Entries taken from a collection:
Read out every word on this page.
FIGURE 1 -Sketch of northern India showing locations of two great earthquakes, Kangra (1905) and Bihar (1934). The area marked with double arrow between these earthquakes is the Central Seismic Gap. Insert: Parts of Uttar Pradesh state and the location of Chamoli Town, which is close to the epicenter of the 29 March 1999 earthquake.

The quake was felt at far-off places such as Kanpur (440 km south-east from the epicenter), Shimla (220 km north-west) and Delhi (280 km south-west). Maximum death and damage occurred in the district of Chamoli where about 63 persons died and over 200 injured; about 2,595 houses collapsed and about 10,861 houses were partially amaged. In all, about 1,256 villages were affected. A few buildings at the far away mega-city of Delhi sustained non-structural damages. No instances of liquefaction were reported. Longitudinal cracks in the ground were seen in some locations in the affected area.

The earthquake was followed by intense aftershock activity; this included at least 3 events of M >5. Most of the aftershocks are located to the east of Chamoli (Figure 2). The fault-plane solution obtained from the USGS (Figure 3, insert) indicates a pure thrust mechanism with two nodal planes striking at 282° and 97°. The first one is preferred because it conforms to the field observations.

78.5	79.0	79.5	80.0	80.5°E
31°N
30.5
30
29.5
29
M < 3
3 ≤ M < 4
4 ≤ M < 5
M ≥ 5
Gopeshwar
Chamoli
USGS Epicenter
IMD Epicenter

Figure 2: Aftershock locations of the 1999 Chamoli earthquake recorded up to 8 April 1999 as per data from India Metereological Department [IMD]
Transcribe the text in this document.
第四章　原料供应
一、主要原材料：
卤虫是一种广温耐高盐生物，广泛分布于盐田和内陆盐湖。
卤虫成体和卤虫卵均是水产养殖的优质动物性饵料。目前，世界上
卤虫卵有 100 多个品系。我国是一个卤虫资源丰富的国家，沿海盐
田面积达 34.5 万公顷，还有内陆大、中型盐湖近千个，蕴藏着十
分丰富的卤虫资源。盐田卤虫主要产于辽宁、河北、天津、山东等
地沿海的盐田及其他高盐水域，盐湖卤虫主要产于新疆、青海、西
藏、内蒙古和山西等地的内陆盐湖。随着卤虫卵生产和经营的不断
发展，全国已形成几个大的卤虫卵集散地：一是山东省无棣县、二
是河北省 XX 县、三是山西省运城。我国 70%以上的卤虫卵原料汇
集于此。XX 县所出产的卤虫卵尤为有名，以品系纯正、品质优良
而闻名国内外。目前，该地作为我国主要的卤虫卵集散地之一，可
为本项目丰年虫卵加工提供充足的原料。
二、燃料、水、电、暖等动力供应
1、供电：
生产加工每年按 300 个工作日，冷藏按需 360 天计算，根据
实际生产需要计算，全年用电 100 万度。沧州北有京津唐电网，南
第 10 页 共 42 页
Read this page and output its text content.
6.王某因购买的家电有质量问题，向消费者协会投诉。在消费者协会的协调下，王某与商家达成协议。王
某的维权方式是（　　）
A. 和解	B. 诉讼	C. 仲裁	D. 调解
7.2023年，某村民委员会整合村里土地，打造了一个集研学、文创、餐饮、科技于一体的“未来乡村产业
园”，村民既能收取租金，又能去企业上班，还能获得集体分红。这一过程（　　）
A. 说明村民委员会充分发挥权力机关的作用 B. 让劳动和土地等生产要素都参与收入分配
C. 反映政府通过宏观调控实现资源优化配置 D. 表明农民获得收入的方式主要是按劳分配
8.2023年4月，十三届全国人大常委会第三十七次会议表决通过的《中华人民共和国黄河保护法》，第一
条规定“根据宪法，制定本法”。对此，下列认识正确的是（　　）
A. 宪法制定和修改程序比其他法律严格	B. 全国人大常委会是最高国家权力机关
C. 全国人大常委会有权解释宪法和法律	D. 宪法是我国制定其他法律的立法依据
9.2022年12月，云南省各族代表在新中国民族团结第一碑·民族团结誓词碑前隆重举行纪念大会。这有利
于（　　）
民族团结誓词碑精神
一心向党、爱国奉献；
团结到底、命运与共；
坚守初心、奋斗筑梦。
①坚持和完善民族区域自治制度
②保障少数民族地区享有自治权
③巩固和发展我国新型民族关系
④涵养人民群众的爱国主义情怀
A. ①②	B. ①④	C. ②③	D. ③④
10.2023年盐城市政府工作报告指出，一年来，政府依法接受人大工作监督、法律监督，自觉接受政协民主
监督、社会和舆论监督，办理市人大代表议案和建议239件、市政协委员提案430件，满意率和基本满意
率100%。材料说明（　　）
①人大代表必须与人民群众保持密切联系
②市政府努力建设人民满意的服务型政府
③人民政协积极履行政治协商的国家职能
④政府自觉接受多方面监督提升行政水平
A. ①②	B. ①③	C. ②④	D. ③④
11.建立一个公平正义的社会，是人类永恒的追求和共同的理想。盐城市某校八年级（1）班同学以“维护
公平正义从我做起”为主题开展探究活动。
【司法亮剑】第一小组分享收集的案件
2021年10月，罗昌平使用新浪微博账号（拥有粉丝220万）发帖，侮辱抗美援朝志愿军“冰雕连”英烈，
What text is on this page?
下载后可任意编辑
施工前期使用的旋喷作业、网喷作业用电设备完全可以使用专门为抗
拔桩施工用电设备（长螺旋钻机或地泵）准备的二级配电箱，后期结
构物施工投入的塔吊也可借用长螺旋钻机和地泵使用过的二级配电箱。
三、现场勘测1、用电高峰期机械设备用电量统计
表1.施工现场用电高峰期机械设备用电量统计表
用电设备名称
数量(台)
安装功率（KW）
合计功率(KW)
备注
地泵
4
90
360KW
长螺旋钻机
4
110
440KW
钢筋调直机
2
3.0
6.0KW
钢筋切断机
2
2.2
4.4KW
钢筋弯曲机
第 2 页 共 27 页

* _Exercise_:
Extract each line from the listing that holds the word "Read".

* _Written answer_:
Read out every word on this page.
Read this page and output its text content.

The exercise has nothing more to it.